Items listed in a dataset
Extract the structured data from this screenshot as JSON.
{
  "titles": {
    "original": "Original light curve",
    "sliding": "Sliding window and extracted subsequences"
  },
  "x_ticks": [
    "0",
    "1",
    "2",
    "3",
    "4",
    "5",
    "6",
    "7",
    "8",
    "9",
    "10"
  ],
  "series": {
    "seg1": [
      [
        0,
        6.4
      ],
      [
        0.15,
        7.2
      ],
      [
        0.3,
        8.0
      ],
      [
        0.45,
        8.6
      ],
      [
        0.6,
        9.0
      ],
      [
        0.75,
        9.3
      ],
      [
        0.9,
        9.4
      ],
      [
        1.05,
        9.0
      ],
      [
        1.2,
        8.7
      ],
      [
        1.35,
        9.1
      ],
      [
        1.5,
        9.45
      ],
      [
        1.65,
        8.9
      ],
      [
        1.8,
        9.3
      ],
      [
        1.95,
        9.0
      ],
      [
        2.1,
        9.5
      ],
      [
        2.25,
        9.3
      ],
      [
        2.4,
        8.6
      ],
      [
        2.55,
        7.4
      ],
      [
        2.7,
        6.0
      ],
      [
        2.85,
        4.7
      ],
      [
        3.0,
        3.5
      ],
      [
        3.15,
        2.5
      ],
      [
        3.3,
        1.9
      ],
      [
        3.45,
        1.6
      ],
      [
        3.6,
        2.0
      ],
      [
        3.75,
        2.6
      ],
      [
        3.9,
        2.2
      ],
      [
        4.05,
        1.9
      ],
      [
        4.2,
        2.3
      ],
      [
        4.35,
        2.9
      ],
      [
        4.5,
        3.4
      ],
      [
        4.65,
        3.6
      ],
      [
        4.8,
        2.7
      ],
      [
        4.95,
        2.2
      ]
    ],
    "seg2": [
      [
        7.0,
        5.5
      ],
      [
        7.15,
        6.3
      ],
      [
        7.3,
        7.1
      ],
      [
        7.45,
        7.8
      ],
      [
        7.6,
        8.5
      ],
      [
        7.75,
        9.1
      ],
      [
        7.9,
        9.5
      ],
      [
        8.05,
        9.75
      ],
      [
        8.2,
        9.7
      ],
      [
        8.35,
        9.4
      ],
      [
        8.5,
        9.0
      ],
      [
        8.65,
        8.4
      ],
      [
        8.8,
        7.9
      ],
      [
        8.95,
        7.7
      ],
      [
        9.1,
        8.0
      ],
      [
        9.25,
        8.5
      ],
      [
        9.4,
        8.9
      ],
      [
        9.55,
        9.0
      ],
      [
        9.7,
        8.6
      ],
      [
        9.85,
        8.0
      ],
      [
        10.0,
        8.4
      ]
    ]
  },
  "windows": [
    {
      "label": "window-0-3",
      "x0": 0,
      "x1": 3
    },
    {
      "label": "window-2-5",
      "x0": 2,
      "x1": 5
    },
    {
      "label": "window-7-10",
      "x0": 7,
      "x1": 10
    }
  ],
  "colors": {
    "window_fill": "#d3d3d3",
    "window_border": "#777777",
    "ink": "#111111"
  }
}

__Aim__. Repeat each record in full; every line must match exactly.

__Exercise response__.
Extract the structured data from this screenshot as JSON.
{
  "titles": {
    "original": "Original light curve",
    "sliding": "Sliding window and extracted subsequences"
  },
  "x_ticks": [
    "0",
    "1",
    "2",
    "3",
    "4",
    "5",
    "6",
    "7",
    "8",
    "9",
    "10"
  ],
  "series": {
    "seg1": [
      [
        0,
        6.4
      ],
      [
        0.15,
        7.2
      ],
      [
        0.3,
        8.0
      ],
      [
        0.45,
        8.6
      ],
      [
        0.6,
        9.0
      ],
      [
        0.75,
        9.3
      ],
      [
        0.9,
        9.4
      ],
      [
        1.05,
        9.0
      ],
      [
        1.2,
        8.7
      ],
      [
        1.35,
        9.1
      ],
      [
        1.5,
        9.45
      ],
      [
        1.65,
        8.9
      ],
      [
        1.8,
        9.3
      ],
      [
        1.95,
        9.0
      ],
      [
        2.1,
        9.5
      ],
      [
        2.25,
        9.3
      ],
      [
        2.4,
        8.6
      ],
      [
        2.55,
        7.4
      ],
      [
        2.7,
        6.0
      ],
      [
        2.85,
        4.7
      ],
      [
        3.0,
        3.5
      ],
      [
        3.15,
        2.5
      ],
      [
        3.3,
        1.9
      ],
      [
        3.45,
        1.6
      ],
      [
        3.6,
        2.0
      ],
      [
        3.75,
        2.6
      ],
      [
        3.9,
        2.2
      ],
      [
        4.05,
        1.9
      ],
      [
        4.2,
        2.3
      ],
      [
        4.35,
        2.9
      ],
      [
        4.5,
        3.4
      ],
      [
        4.65,
        3.6
      ],
      [
        4.8,
        2.7
      ],
      [
        4.95,
        2.2
      ]
    ],
    "seg2": [
      [
        7.0,
        5.5
      ],
      [
        7.15,
        6.3
      ],
      [
        7.3,
        7.1
      ],
      [
        7.45,
        7.8
      ],
      [
        7.6,
        8.5
      ],
      [
        7.75,
        9.1
      ],
      [
        7.9,
        9.5
      ],
      [
        8.05,
        9.75
      ],
      [
        8.2,
        9.7
      ],
      [
        8.35,
        9.4
      ],
      [
        8.5,
        9.0
      ],
      [
        8.65,
        8.4
      ],
      [
        8.8,
        7.9
      ],
      [
        8.95,
        7.7
      ],
      [
        9.1,
        8.0
      ],
      [
        9.25,
        8.5
      ],
      [
        9.4,
        8.9
      ],
      [
        9.55,
        9.0
      ],
      [
        9.7,
        8.6
      ],
      [
        9.85,
        8.0
      ],
      [
        10.0,
        8.4
      ]
    ]
  },
  "windows": [
    {
      "label": "window-0-3",
      "x0": 0,
      "x1": 3
    },
    {
      "label": "window-2-5",
      "x0": 2,
      "x1": 5
    },
    {
      "label": "window-7-10",
      "x0": 7,
      "x1": 10
    }
  ],
  "colors": {
    "window_fill": "#d3d3d3",
    "window_border": "#777777",
    "ink": "#111111"
  }
}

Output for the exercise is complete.